WORK REQUEST → Find the string "Brainstem" in the data, then copy every line where it is found.

DATA EXTRACTS →
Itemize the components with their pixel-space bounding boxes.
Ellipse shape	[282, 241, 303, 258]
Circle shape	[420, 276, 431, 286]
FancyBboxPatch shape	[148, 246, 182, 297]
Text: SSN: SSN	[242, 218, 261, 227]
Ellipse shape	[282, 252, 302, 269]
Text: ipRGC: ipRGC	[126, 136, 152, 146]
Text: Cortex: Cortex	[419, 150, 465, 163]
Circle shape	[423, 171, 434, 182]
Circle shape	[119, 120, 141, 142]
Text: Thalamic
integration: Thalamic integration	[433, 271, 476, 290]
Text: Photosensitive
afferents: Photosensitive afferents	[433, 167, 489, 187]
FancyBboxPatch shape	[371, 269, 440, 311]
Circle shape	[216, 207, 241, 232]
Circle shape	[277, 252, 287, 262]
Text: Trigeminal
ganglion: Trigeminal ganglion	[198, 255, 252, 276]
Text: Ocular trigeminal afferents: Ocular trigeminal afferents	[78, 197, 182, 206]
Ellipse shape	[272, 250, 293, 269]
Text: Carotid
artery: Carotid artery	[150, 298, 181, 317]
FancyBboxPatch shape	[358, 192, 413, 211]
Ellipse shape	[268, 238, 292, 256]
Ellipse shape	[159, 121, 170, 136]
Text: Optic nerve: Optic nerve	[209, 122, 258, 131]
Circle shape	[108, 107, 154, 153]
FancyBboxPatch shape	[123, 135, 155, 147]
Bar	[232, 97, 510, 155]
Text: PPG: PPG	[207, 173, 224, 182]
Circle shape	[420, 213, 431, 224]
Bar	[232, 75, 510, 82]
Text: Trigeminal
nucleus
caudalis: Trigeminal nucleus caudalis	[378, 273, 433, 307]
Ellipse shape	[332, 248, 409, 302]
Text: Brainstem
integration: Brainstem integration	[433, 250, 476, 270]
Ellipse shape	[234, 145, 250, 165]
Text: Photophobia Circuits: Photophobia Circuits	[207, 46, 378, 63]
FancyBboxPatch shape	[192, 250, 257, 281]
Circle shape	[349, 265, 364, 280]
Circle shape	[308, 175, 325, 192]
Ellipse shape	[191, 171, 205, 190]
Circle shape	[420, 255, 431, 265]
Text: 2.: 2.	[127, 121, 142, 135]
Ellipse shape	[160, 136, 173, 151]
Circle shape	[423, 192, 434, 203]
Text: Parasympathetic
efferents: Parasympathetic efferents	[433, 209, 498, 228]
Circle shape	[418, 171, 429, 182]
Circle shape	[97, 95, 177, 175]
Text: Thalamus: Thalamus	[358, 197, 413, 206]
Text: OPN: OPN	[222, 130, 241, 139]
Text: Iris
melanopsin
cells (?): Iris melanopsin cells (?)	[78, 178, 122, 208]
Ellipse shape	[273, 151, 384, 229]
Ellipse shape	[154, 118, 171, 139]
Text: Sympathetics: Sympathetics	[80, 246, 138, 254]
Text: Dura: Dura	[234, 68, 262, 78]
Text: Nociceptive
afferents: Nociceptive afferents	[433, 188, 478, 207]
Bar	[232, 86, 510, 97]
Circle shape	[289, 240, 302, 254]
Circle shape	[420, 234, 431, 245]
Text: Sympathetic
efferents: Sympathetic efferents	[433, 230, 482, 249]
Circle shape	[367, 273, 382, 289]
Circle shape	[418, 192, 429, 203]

RESULT OF THE EXERCISE →
Text: Brainstem
integration: Brainstem integration	[433, 250, 476, 270]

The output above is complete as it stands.